_Passage provided_

Fourteen months ago I set four goals for the year. Two involved music, and two involved business. About a month after that, I set another music goal. And about a month after that, I found out my wife and I were going to have a baby; I charitably considered this a sixth goal in light of the amount of time and attention it would take.
Goal #1 was to get back into music. This is what I wrote at the time:
I’m going to get my drums back onstage this year. I will find a band and start gigging again.
And that’s what I did: I found a band. I got my drums onstage three times. One was a headliner at a local outdoor concert series, and another was at a Kerry fundraiser. Both were highlights of last year.
When I set my goals, I didn’t account for the time it would take to be in a band. Rehearsals ate up a couple evenings a week for much of the year. I ended up punting one of the business goals in May, and the other last Fall, even though I’d made some progress toward both. The alternative would have been to quit the band, but that seemed counter-productive. I work enough already.
The second music goal was to learn to play the hammer dulcimer. I didn’t do this. But I did learn enough to write a song, which amazes me still. On balance, I’ll call this one a partial success.
Goal #5 was to get ready for the recording session I’d scheduled for Thanksgiving. I spent a month recording drum tracks, then two days engineering the tracking of guitar and vocals, and now I’m about a quarter of the way through mixdown. I’ve learned a thousand things about recording and mixing music, and in a month I’ll have learned a thousand more. This project is kicking off a total lifestyle change, which I guess is the point of setting big scary goals.
Goal #6, prepping for the munchkin, was an unqualified success. We got all the pre-delivery stuff done as planned, even though it meant installing a diaper-rinsing device on the toilet the night before the early-morning drive to the hospital, regardless of the fact that we wouldn’t actually need to rinse diapers for six-plus months. (Plan the work, work the plan, and don’t argue with extremely pregnant women.)
All in all I had set six goals, which considering their time requirements was too many by half. Even so, I achieved 3.5 of them. But as I think back, the score is irrelevant. 2004 brought some great events and spawned many wonderful memories. I achieved goals I’m ecstatic about. And I have a new hobby that is totally compelling, and a new baby who is all that and more. I’m not necessarily where I projected I’d be, but once again, that’s probably the point.

Document structure recognition data:
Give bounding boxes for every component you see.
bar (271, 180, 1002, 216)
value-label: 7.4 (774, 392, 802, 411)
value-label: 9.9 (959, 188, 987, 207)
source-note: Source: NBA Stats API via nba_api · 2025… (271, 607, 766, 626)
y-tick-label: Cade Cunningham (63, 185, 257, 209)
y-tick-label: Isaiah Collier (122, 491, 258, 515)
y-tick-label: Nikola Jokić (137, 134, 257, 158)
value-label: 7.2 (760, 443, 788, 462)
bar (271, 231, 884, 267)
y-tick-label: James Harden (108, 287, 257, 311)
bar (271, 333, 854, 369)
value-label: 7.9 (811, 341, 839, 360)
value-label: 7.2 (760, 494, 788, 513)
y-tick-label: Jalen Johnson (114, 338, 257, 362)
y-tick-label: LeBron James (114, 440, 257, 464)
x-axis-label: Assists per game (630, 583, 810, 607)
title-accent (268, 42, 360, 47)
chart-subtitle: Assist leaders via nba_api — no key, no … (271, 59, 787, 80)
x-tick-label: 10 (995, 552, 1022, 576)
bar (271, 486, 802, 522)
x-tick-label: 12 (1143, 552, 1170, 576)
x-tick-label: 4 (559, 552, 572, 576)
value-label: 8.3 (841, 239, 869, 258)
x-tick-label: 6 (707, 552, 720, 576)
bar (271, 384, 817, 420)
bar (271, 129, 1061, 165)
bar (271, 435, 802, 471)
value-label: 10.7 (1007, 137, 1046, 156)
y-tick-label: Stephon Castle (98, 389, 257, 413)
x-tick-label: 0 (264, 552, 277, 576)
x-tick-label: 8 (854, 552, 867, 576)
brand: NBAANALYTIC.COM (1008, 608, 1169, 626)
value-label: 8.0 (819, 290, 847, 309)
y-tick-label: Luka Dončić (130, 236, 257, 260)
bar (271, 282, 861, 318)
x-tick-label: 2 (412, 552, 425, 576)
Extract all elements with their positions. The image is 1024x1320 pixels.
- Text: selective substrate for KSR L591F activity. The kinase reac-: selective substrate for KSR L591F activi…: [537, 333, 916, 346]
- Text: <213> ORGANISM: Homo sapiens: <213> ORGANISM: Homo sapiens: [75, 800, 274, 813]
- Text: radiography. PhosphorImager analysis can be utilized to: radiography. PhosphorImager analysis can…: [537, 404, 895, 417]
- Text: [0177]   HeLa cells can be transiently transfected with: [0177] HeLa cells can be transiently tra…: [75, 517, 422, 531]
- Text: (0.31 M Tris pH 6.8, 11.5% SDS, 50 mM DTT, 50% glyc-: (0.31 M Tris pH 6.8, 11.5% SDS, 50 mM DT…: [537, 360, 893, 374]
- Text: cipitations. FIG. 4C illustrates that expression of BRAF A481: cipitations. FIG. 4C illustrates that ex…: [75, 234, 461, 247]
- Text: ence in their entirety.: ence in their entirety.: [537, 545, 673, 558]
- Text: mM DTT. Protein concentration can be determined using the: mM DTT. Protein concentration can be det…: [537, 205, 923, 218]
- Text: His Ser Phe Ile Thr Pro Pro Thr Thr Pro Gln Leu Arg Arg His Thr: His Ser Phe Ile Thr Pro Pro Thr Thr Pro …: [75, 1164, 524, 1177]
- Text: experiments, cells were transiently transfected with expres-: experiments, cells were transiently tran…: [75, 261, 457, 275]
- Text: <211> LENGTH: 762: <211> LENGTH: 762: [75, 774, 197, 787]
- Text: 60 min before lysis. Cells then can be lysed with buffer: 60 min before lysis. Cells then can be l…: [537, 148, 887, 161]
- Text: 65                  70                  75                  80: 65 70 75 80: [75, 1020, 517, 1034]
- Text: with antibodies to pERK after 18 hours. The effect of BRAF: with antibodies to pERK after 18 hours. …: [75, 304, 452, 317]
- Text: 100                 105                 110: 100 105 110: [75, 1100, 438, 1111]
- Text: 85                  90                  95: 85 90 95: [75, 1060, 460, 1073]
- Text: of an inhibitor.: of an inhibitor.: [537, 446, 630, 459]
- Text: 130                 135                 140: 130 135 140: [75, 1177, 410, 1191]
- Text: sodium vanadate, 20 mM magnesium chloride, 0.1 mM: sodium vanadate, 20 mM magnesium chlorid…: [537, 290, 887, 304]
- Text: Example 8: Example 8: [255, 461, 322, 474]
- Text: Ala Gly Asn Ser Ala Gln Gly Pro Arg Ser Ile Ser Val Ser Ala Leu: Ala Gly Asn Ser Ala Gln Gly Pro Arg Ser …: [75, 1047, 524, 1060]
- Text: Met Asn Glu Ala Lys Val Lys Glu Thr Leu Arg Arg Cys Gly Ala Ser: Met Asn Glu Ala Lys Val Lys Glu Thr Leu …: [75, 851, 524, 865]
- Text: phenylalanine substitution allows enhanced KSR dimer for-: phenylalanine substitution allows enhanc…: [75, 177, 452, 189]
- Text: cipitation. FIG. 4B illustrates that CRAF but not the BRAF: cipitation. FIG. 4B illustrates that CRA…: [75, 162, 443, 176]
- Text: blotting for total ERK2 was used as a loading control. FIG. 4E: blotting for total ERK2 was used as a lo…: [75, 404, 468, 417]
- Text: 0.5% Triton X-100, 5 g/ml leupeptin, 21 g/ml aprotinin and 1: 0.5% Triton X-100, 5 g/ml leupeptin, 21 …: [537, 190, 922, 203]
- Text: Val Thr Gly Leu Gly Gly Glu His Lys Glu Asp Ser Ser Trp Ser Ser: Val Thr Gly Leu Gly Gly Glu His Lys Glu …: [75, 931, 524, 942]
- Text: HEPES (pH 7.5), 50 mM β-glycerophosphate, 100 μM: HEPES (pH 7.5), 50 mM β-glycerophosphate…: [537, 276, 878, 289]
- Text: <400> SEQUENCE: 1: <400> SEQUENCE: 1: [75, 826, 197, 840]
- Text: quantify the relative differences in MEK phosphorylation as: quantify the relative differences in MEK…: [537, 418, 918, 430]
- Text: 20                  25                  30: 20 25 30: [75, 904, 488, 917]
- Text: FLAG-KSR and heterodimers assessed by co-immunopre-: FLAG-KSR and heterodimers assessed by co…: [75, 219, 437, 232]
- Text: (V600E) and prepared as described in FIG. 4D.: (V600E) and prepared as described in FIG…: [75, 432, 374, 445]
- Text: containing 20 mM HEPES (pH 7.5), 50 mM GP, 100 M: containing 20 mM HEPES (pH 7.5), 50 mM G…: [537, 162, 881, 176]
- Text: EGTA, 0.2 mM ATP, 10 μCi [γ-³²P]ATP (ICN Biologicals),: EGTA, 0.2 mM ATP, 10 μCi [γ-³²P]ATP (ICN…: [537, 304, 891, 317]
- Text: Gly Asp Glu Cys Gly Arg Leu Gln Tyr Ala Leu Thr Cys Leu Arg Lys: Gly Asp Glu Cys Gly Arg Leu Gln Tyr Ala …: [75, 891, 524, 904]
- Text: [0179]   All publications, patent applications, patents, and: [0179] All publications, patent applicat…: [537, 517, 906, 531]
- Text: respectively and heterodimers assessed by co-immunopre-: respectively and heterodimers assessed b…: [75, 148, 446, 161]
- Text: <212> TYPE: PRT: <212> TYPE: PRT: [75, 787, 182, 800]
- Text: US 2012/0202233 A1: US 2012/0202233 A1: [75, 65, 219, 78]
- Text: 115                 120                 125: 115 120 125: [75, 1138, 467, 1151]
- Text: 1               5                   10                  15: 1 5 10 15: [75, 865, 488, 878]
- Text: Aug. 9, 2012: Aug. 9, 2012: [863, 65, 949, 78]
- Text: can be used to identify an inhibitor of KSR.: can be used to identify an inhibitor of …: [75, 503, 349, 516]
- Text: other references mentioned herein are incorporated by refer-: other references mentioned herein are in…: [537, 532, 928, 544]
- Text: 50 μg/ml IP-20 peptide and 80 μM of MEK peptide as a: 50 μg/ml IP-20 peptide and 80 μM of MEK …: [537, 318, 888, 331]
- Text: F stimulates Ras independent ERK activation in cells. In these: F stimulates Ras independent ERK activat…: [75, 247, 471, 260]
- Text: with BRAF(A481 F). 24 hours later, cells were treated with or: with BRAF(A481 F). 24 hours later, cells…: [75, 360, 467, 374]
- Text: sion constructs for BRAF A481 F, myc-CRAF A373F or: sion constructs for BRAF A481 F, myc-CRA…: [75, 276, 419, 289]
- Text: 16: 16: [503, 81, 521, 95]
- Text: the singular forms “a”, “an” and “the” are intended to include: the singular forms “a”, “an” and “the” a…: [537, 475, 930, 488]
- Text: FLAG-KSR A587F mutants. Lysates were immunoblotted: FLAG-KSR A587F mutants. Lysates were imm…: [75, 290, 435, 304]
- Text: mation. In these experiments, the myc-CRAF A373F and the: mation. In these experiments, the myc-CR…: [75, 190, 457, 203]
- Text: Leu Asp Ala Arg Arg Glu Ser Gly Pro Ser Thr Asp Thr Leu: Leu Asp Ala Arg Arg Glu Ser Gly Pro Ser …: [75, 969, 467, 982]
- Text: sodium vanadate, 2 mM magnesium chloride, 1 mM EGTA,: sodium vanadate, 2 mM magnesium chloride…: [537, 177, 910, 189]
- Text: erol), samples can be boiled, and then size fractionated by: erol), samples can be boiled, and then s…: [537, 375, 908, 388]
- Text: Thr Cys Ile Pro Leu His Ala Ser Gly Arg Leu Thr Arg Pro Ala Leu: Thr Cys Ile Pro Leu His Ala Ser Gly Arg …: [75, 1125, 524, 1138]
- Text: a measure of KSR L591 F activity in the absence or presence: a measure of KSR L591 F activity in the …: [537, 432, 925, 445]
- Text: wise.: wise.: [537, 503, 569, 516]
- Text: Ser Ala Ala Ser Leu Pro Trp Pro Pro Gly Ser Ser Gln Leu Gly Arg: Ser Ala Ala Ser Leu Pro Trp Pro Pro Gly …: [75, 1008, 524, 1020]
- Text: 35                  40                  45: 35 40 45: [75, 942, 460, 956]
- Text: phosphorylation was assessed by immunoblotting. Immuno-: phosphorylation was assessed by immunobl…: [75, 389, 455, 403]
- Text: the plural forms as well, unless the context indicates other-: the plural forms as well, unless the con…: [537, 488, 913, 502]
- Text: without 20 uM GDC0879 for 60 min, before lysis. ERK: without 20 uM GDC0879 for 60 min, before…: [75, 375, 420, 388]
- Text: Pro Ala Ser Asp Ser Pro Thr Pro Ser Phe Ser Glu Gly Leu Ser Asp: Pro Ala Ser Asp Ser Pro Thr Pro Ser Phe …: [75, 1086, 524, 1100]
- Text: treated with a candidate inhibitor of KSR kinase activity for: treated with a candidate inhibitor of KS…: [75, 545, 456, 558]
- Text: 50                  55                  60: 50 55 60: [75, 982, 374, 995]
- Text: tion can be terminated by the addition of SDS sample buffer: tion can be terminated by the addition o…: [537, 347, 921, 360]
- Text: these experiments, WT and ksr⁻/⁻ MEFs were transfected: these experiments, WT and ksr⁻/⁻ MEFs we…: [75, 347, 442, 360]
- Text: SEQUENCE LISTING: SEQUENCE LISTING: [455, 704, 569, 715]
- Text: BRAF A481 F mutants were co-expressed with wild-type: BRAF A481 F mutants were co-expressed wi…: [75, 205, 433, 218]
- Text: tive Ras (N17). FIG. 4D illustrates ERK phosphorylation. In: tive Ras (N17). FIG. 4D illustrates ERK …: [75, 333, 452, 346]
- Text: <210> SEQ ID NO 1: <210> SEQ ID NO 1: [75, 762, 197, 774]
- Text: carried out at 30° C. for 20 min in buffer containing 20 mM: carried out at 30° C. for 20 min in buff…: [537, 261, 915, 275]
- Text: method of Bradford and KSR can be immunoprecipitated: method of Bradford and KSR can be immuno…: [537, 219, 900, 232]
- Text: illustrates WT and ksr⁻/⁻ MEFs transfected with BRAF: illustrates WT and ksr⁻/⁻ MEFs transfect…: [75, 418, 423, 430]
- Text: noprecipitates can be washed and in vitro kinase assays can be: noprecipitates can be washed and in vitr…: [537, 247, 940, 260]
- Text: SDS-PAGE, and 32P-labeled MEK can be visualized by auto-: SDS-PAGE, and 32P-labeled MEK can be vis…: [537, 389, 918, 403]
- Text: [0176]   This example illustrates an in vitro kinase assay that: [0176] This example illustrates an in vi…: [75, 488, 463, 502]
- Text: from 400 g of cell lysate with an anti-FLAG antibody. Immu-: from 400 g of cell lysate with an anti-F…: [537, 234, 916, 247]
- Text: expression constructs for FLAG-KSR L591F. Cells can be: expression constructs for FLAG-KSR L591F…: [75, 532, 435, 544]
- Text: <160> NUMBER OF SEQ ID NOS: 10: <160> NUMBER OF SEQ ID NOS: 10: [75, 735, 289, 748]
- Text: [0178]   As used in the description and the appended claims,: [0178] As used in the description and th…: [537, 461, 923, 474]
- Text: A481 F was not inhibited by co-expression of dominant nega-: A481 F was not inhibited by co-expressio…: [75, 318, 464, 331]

_Required work_
(A) Answer these questions from the passage on yearly goals:
(i) How many times did the writer get the drums onstage?
(ii) Which instrument did the second music goal involve learning to play?
(iii) For what holiday was the recording session scheduled?
(B) Reproduce word for word the part of the passage on yearly goals that opens with the words containing "Fourteen months ago" and closes with "of last year.".

_Solutions by task_
(A)
(i) Three times.
(ii) The hammer dulcimer.
(iii) Thanksgiving.

(B)
Fourteen months ago I set four goals for the year. Two involved music, and two involved business. About a month after that, I set another music goal. And about a month after that, I found out my wife and I were going to have a baby; I charitably considered this a sixth goal in light of the amount of time and attention it would take.
Goal #1 was to get back into music. This is what I wrote at the time:
I’m going to get my drums back onstage this year. I will find a band and start gigging again.
And that’s what I did: I found a band. I got my drums onstage three times. One was a headliner at a local outdoor concert series, and another was at a Kerry fundraiser. Both were highlights of last year.